--- Start of AVAILABLE DATA ---
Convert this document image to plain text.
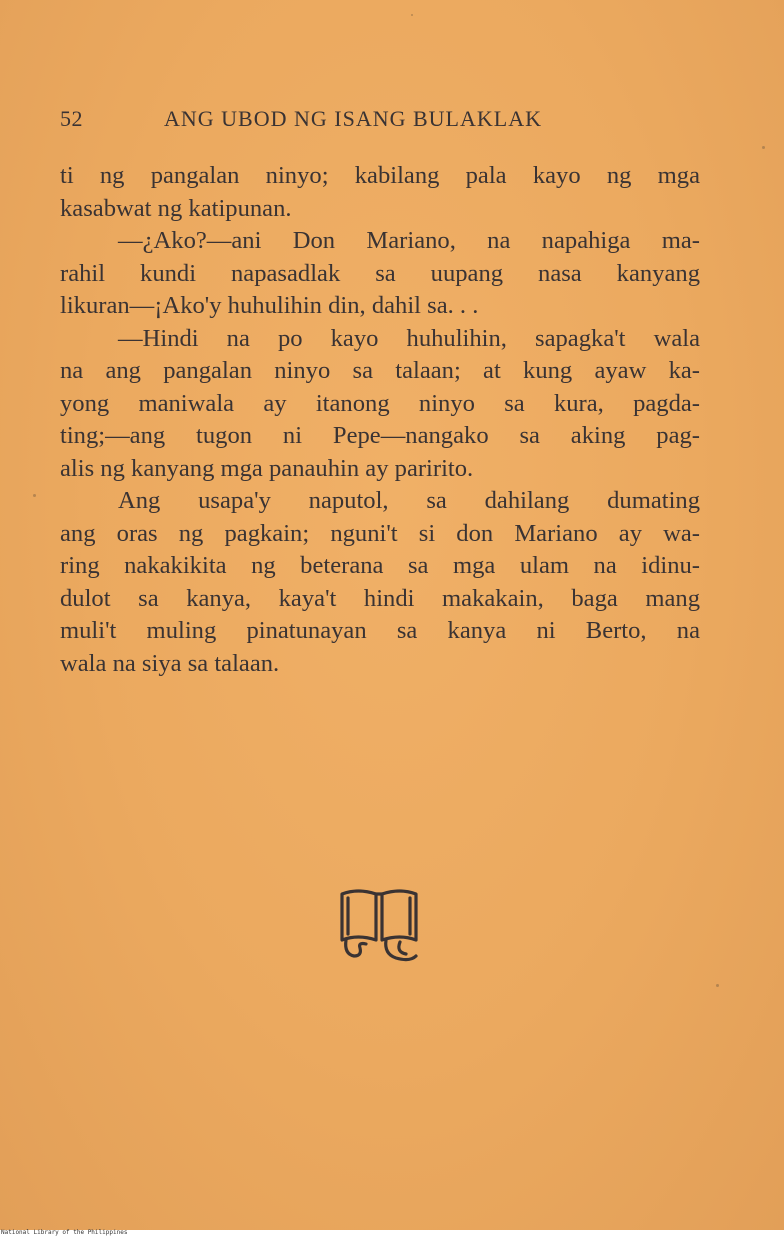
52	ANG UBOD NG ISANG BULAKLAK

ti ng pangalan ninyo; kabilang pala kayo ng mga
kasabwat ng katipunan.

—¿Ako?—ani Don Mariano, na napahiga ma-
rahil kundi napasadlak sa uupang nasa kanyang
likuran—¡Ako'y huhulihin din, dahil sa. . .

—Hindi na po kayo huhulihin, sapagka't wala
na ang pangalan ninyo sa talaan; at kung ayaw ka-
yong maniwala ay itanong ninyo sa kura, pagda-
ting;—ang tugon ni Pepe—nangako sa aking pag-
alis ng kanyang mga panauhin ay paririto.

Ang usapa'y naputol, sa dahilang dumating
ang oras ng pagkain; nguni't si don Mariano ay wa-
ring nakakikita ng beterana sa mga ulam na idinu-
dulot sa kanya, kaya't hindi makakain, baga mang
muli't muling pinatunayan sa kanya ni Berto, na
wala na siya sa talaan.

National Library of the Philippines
--- End of AVAILABLE DATA ---
--- Start of AVAILABLE DATA ---
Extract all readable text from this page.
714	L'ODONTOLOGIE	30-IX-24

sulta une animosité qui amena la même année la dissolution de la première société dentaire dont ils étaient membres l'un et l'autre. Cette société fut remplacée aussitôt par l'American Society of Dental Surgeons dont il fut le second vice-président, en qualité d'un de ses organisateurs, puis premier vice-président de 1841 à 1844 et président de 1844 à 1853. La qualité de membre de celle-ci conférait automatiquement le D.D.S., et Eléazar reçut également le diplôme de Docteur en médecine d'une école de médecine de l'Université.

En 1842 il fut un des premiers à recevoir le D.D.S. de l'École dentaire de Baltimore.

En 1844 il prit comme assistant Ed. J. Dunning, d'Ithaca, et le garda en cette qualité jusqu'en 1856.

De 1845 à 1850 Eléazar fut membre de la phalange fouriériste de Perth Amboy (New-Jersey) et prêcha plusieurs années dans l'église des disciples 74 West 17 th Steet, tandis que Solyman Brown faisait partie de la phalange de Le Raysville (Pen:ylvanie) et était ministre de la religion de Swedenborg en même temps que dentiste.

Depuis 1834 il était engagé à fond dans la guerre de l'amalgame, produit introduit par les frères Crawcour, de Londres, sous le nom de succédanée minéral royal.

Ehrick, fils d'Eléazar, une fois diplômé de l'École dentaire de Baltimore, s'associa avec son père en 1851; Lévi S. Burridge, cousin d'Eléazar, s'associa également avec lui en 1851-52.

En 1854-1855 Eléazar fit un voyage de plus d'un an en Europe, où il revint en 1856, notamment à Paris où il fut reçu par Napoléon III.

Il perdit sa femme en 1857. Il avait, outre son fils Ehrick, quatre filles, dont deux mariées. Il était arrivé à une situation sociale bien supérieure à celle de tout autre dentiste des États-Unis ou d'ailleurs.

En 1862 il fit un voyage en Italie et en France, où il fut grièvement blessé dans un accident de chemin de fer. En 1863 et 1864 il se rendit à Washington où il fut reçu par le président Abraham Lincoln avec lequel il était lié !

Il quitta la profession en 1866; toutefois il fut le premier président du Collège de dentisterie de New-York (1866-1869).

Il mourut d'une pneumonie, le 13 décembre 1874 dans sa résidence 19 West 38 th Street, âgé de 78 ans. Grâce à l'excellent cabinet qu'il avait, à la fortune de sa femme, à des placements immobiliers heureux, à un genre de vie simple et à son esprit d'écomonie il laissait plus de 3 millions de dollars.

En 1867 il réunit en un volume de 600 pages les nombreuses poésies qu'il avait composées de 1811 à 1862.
--- End of AVAILABLE DATA ---
[AIM] In the entries above, find lines with "pangalan" and copy each.

[RESULT]
ti ng pangalan ninyo; kabilang pala kayo ng mga
na ang pangalan ninyo sa talaan; at kung ayaw ka-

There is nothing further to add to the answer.